Saved entries:
------------------------------------
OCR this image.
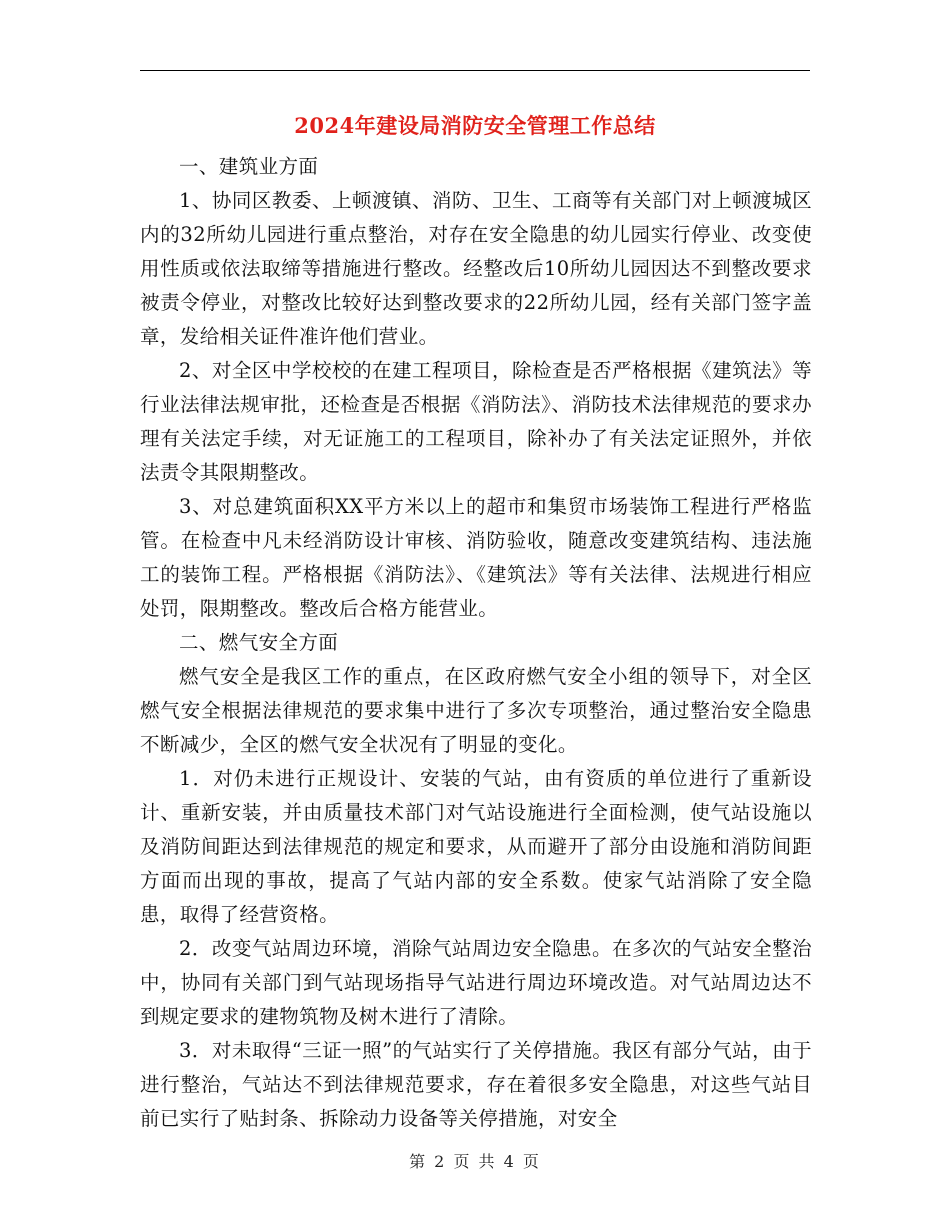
2024年建设局消防安全管理工作总结

一、建筑业方面

1、协同区教委、上顿渡镇、消防、卫生、工商等有关部门对上顿渡城区内的32所幼儿园进行重点整治，对存在安全隐患的幼儿园实行停业、改变使用性质或依法取缔等措施进行整改。经整改后10所幼儿园因达不到整改要求被责令停业，对整改比较好达到整改要求的22所幼儿园，经有关部门签字盖章，发给相关证件准许他们营业。

2、对全区中学校校的在建工程项目，除检查是否严格根据《建筑法》等行业法律法规审批，还检查是否根据《消防法》、消防技术法律规范的要求办理有关法定手续，对无证施工的工程项目，除补办了有关法定证照外，并依法责令其限期整改。

3、对总建筑面积XX平方米以上的超市和集贸市场装饰工程进行严格监管。在检查中凡未经消防设计审核、消防验收，随意改变建筑结构、违法施工的装饰工程。严格根据《消防法》、《建筑法》等有关法律、法规进行相应处罚，限期整改。整改后合格方能营业。

二、燃气安全方面

燃气安全是我区工作的重点，在区政府燃气安全小组的领导下，对全区燃气安全根据法律规范的要求集中进行了多次专项整治，通过整治安全隐患不断减少，全区的燃气安全状况有了明显的变化。

1．对仍未进行正规设计、安装的气站，由有资质的单位进行了重新设计、重新安装，并由质量技术部门对气站设施进行全面检测，使气站设施以及消防间距达到法律规范的规定和要求，从而避开了部分由设施和消防间距方面而出现的事故，提高了气站内部的安全系数。使家气站消除了安全隐患，取得了经营资格。

2．改变气站周边环境，消除气站周边安全隐患。在多次的气站安全整治中，协同有关部门到气站现场指导气站进行周边环境改造。对气站周边达不到规定要求的建物筑物及树木进行了清除。

3．对未取得“三证一照”的气站实行了关停措施。我区有部分气站，由于进行整治，气站达不到法律规范要求，存在着很多安全隐患，对这些气站目前已实行了贴封条、拆除动力设备等关停措施，对安全

第 2 页 共 4 页
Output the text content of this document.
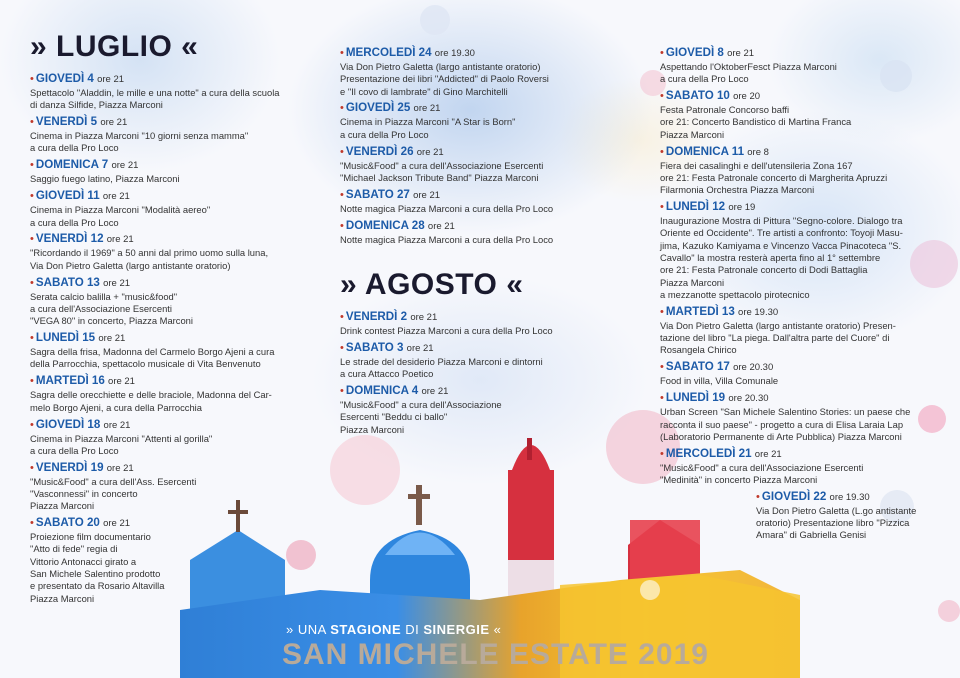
» LUGLIO «
• GIOVEDÌ 4 ore 21
Spettacolo "Aladdin, le mille e una notte" a cura della scuola
di danza Silfide, Piazza Marconi
• VENERDÌ 5 ore 21
Cinema in Piazza Marconi "10 giorni senza mamma"
a cura della Pro Loco
• DOMENICA 7 ore 21
Saggio fuego latino, Piazza Marconi
• GIOVEDÌ 11 ore 21
Cinema in Piazza Marconi "Modalità aereo"
a cura della Pro Loco
• VENERDÌ 12 ore 21
"Ricordando il 1969" a 50 anni dal primo uomo sulla luna,
Via Don Pietro Galetta (largo antistante oratorio)
• SABATO 13 ore 21
Serata calcio balilla + "music&food"
a cura dell'Associazione Esercenti
"VEGA 80" in concerto, Piazza Marconi
• LUNEDÌ 15 ore 21
Sagra della frisa, Madonna del Carmelo Borgo Ajeni a cura
della Parrocchia, spettacolo musicale di Vita Benvenuto
• MARTEDÌ 16 ore 21
Sagra delle orecchiette e delle braciole, Madonna del Car-
melo Borgo Ajeni, a cura della Parrocchia
• GIOVEDÌ 18 ore 21
Cinema in Piazza Marconi "Attenti al gorilla"
a cura della Pro Loco
• VENERDÌ 19 ore 21
"Music&Food" a cura dell'Ass. Esercenti
"Vasconnessi" in concerto
Piazza Marconi
• SABATO 20 ore 21
Proiezione film documentario
"Atto di fede" regia di
Vittorio Antonacci girato a
San Michele Salentino prodotto
e presentato da Rosario Altavilla
Piazza Marconi
• MERCOLEDÌ 24 ore 19.30
Via Don Pietro Galetta (largo antistante oratorio)
Presentazione dei libri "Addicted" di Paolo Roversi
e "Il covo di lambrate" di Gino Marchitelli
• GIOVEDÌ 25 ore 21
Cinema in Piazza Marconi "A Star is Born"
a cura della Pro Loco
• VENERDÌ 26 ore 21
"Music&Food" a cura dell'Associazione Esercenti
"Michael Jackson Tribute Band" Piazza Marconi
• SABATO 27 ore 21
Notte magica Piazza Marconi a cura della Pro Loco
• DOMENICA 28 ore 21
Notte magica Piazza Marconi a cura della Pro Loco
» AGOSTO «
• VENERDÌ 2 ore 21
Drink contest Piazza Marconi a cura della Pro Loco
• SABATO 3 ore 21
Le strade del desiderio Piazza Marconi e dintorni
a cura Attacco Poetico
• DOMENICA 4 ore 21
"Music&Food" a cura dell'Associazione
Esercenti "Beddu ci ballo"
Piazza Marconi
• GIOVEDÌ 8 ore 21
Aspettando l'OktoberFesct Piazza Marconi
a cura della Pro Loco
• SABATO 10 ore 20
Festa Patronale Concorso baffi
ore 21: Concerto Bandistico di Martina Franca
Piazza Marconi
• DOMENICA 11 ore 8
Fiera dei casalinghi e dell'utensileria Zona 167
ore 21: Festa Patronale concerto di Margherita Apruzzi
Filarmonia Orchestra Piazza Marconi
• LUNEDÌ 12 ore 19
Inaugurazione Mostra di Pittura "Segno-colore. Dialogo tra
Oriente ed Occidente". Tre artisti a confronto: Toyoji Masu-
jima, Kazuko Kamiyama e Vincenzo Vacca Pinacoteca "S.
Cavallo" la mostra resterà aperta fino al 1° settembre
ore 21: Festa Patronale concerto di Dodi Battaglia
Piazza Marconi
a mezzanotte spettacolo pirotecnico
• MARTEDÌ 13 ore 19.30
Via Don Pietro Galetta (largo antistante oratorio) Presen-
tazione del libro "La piega. Dall'altra parte del Cuore" di
Rosangela Chirico
• SABATO 17 ore 20.30
Food in villa, Villa Comunale
• LUNEDÌ 19 ore 20.30
Urban Screen "San Michele Salentino Stories: un paese che
racconta il suo paese" - progetto a cura di Elisa Laraia Lap
(Laboratorio Permanente di Arte Pubblica) Piazza Marconi
• MERCOLEDÌ 21 ore 21
"Music&Food" a cura dell'Associazione Esercenti
"Medinità" in concerto Piazza Marconi
• GIOVEDÌ 22 ore 19.30
Via Don Pietro Galetta (L.go antistante
oratorio) Presentazione libro "Pizzica
Amara" di Gabriella Genisi
» UNA STAGIONE DI SINERGIE «
SAN MICHELE ESTATE 2019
------------------------------------
Exercise objective
Find and copy every line in the entries above where the string "Pietro" occurs.

Task result
Via Don Pietro Galetta (largo antistante oratorio)
Via Don Pietro Galetta (largo antistante oratorio)
Via Don Pietro Galetta (largo antistante oratorio) Presen-
Via Don Pietro Galetta (L.go antistante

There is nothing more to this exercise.